■ **Record set**:
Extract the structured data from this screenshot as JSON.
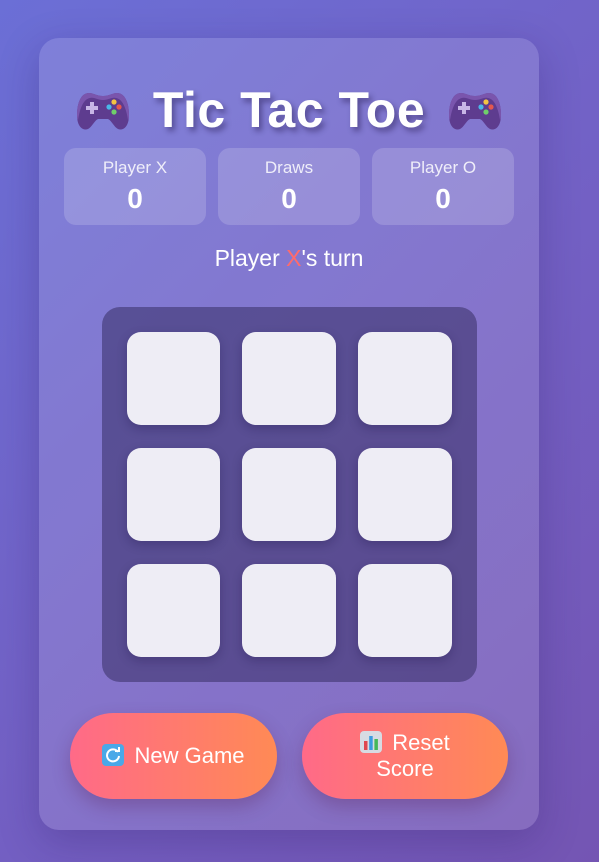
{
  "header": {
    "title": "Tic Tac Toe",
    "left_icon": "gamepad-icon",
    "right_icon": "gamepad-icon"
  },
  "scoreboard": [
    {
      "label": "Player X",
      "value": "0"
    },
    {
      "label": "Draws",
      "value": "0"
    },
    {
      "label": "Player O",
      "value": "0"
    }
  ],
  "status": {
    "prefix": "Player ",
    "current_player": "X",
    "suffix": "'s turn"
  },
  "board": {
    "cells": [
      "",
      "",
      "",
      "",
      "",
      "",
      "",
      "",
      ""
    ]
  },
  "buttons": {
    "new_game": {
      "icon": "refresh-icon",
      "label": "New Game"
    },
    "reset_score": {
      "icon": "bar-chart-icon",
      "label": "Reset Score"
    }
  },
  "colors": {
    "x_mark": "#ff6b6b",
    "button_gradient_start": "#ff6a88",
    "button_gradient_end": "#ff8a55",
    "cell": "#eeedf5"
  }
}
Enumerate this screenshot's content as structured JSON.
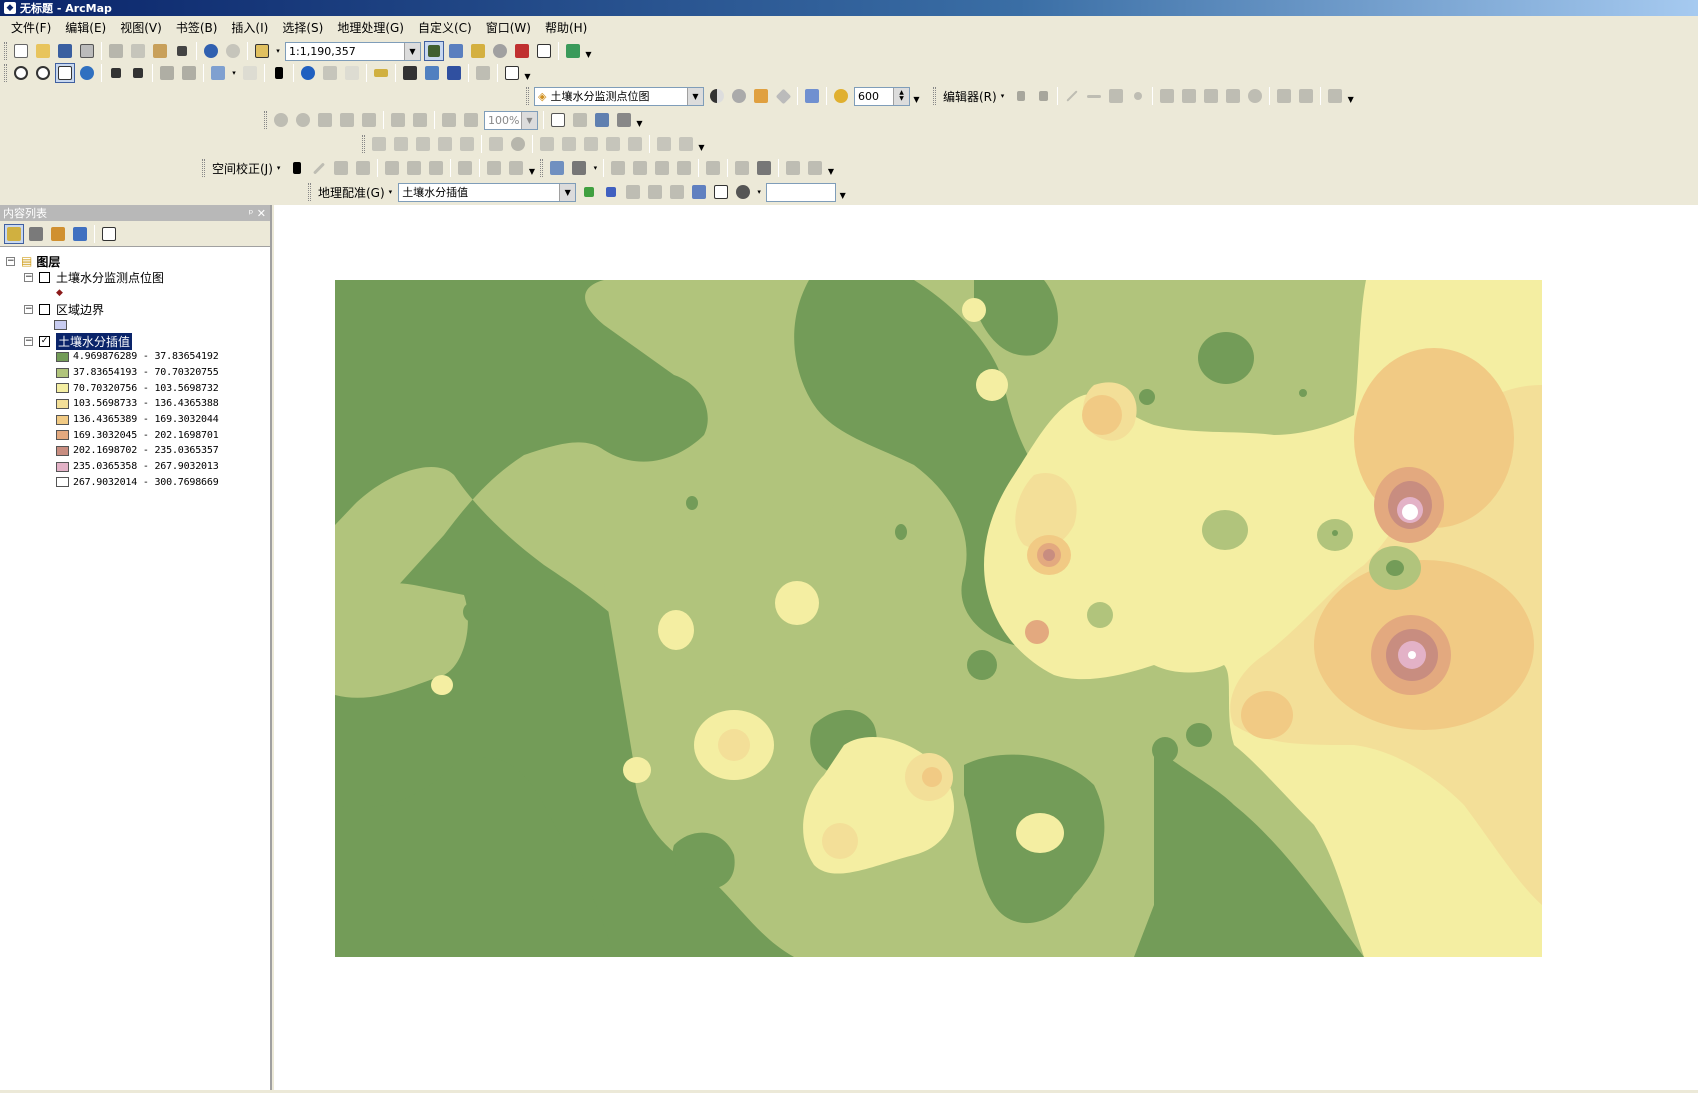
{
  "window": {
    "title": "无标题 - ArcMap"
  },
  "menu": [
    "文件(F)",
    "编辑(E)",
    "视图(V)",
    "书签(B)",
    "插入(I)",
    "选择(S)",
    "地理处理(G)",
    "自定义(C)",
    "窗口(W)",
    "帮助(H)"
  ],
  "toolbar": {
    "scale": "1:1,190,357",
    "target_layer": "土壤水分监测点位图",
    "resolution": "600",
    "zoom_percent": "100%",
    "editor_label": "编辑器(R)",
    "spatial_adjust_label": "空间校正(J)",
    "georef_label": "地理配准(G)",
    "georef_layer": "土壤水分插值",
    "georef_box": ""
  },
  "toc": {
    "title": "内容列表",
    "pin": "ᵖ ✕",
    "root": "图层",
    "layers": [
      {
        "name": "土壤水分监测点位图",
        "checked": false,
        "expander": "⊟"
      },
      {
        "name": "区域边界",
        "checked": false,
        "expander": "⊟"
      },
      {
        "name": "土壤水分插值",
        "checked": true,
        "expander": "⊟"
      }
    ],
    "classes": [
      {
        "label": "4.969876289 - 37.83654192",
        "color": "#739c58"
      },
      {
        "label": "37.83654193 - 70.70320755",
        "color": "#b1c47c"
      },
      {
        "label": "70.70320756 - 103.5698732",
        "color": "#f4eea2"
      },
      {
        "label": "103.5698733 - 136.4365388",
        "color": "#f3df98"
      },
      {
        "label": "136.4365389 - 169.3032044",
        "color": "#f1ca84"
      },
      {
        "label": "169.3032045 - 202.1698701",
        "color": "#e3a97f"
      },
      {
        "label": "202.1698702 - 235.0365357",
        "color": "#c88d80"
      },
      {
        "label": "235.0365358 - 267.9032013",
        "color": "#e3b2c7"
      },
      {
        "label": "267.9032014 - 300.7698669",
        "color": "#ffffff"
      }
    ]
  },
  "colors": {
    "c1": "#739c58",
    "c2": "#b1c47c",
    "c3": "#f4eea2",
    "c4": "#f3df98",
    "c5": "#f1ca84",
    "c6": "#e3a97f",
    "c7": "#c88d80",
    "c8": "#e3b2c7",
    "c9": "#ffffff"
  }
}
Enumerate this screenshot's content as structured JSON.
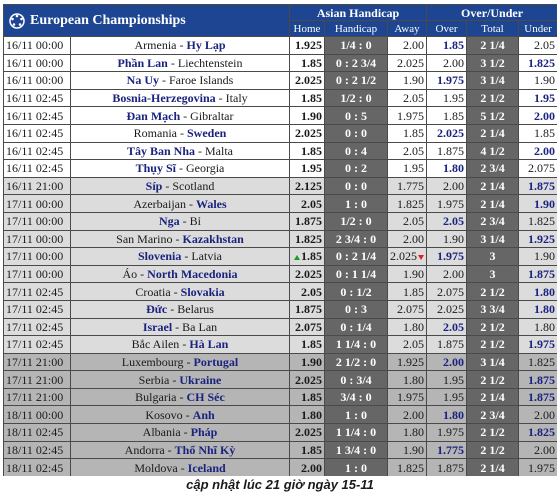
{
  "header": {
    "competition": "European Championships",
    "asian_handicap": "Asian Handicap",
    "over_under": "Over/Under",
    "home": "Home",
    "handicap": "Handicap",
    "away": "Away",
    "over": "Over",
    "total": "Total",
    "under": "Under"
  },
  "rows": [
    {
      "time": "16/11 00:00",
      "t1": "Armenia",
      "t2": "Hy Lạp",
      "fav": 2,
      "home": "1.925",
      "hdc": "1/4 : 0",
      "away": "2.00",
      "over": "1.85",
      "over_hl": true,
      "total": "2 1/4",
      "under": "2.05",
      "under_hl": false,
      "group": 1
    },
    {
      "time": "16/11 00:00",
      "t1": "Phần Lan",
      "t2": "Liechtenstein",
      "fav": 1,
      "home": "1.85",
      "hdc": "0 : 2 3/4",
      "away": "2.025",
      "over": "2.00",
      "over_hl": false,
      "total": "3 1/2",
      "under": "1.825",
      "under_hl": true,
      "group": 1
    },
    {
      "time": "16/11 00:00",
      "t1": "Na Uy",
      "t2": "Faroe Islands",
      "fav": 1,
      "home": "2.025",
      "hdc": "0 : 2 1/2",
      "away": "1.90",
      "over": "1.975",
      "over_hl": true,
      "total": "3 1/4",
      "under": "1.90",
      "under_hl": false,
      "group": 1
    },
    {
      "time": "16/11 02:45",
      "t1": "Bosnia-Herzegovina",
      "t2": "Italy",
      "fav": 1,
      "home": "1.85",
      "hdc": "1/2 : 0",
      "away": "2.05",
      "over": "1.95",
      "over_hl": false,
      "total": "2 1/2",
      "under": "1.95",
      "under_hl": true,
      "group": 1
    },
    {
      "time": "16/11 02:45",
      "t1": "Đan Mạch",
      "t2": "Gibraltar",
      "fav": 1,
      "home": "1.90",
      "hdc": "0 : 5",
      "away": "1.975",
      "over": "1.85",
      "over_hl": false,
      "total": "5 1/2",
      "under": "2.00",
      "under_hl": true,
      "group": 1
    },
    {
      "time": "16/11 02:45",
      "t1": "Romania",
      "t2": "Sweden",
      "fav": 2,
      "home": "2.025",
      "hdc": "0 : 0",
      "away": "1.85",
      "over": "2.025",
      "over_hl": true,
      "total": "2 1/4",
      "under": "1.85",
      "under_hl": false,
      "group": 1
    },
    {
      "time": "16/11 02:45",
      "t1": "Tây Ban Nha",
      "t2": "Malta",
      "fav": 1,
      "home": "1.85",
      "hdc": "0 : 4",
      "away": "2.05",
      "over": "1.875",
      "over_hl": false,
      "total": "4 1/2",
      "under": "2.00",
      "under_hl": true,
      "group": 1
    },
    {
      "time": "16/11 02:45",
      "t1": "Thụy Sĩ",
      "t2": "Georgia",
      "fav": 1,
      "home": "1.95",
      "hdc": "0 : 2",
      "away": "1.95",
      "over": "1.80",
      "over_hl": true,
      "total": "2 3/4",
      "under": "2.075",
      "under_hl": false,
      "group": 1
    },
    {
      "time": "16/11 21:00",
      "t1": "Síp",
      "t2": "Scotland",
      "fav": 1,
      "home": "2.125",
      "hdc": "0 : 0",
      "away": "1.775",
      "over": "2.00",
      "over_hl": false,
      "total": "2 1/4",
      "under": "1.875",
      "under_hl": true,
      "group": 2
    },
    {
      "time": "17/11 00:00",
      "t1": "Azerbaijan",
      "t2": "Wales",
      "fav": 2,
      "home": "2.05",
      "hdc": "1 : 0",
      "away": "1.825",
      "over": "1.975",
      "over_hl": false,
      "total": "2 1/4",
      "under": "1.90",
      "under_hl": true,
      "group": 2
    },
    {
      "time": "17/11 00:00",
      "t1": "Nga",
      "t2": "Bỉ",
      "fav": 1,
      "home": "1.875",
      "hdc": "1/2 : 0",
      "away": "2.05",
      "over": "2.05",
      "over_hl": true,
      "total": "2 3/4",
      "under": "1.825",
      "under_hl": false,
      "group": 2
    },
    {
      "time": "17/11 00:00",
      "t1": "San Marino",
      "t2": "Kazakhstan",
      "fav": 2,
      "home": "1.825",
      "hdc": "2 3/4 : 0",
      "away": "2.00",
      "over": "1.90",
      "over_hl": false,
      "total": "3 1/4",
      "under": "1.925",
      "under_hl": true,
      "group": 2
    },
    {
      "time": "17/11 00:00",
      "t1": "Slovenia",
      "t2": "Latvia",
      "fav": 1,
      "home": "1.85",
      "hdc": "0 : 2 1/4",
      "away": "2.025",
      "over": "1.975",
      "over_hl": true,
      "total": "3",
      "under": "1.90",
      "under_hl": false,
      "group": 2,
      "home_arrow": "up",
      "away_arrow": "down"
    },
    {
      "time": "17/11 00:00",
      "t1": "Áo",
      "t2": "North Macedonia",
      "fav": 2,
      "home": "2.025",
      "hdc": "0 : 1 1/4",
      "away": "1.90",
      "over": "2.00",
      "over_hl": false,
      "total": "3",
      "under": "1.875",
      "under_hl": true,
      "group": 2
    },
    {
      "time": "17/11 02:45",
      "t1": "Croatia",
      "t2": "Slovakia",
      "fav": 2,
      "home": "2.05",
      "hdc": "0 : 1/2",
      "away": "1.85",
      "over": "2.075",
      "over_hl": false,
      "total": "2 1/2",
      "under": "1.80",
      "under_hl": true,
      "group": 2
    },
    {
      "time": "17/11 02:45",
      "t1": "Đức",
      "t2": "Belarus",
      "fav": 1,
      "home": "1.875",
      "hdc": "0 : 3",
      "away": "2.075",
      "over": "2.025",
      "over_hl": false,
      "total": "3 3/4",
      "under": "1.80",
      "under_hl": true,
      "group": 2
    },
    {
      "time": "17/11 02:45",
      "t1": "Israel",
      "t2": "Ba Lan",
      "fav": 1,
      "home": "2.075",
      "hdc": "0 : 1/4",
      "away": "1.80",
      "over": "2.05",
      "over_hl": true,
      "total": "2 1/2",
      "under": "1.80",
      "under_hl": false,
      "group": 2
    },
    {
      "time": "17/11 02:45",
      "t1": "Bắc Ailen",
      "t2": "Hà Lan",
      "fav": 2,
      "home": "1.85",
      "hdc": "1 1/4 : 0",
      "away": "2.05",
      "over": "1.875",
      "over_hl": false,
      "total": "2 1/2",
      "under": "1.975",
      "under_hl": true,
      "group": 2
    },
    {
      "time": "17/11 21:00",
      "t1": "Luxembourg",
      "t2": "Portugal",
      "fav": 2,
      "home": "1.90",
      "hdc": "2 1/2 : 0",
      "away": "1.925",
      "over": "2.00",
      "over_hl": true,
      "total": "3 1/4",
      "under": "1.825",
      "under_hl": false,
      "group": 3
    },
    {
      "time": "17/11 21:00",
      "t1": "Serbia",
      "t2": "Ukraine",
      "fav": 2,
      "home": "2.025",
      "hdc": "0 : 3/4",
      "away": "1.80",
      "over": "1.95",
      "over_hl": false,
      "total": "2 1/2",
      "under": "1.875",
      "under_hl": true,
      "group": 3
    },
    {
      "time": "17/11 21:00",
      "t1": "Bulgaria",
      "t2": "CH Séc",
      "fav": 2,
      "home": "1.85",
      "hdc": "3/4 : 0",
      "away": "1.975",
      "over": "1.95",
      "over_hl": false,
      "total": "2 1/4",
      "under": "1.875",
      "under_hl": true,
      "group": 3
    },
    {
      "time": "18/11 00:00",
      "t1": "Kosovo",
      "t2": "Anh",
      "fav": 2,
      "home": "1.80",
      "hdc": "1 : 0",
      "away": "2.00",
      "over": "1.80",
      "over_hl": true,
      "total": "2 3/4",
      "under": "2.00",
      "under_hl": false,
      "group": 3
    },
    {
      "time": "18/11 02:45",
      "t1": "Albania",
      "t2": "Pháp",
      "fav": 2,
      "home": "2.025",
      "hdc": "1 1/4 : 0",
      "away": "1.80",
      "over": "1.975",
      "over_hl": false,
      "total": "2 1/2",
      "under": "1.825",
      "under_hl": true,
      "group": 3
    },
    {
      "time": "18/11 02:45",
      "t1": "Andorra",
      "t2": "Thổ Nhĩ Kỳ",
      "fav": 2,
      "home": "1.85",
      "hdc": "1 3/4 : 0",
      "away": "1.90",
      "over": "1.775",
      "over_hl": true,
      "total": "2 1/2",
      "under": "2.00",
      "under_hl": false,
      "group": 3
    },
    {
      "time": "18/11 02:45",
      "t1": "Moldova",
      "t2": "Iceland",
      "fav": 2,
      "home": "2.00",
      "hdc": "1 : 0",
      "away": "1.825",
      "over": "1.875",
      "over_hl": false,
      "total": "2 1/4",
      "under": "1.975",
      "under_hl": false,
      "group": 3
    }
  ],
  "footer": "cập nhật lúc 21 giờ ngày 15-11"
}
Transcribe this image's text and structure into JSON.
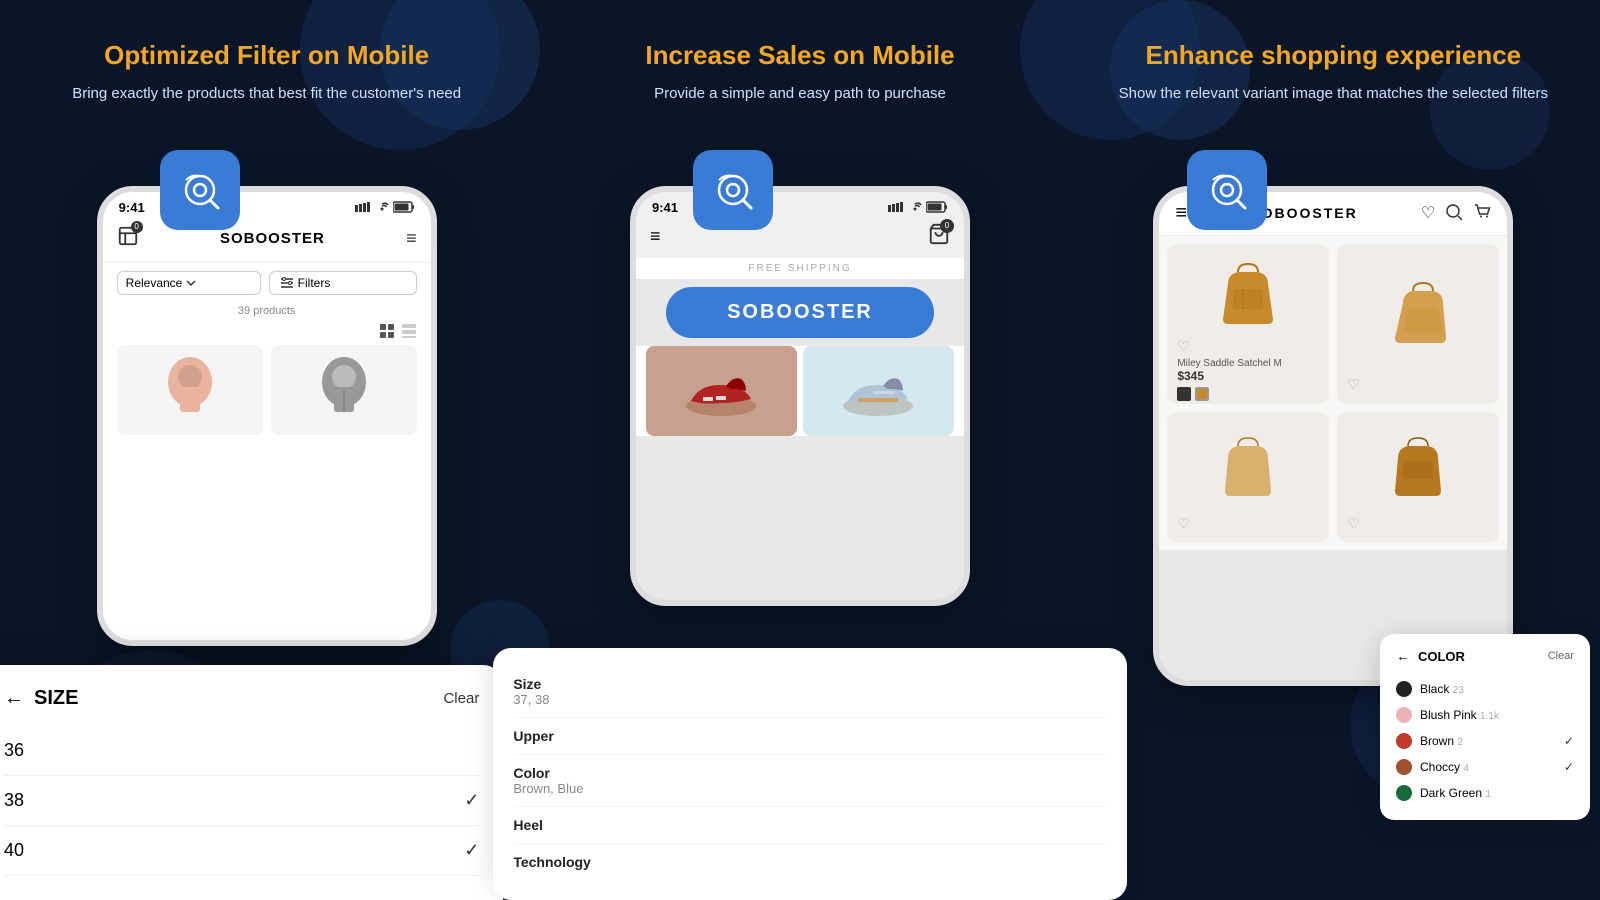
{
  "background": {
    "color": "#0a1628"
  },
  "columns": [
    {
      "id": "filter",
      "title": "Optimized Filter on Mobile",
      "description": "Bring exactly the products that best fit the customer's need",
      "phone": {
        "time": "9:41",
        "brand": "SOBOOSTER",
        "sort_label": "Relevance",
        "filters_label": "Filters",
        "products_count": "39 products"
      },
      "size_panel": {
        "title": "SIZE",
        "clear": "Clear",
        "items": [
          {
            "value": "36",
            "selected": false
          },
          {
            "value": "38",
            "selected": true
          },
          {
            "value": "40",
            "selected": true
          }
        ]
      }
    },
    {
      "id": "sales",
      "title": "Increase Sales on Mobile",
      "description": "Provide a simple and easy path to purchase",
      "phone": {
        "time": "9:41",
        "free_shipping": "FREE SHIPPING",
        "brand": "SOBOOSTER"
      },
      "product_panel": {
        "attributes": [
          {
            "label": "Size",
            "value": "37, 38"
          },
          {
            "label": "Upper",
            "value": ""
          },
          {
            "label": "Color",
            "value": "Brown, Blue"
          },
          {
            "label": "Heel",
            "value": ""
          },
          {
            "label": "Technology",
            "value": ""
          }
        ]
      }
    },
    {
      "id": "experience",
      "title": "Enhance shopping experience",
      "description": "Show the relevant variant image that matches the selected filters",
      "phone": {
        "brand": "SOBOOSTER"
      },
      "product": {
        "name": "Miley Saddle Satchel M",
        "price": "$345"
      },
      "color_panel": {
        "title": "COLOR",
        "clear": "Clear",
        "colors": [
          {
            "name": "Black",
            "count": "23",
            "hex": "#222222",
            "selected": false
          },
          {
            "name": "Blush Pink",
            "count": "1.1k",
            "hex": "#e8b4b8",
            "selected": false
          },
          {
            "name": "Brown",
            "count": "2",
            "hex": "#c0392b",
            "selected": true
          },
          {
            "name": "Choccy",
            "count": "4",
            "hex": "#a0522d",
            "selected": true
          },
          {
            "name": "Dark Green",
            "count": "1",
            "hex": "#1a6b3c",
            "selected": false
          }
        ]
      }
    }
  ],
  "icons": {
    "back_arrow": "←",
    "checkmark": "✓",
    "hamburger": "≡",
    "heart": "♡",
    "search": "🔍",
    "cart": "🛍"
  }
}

■ **Written instruction**: The answer must consist solely of the number of lines in the entries that contain the word "name".

■ **Complete response**: 9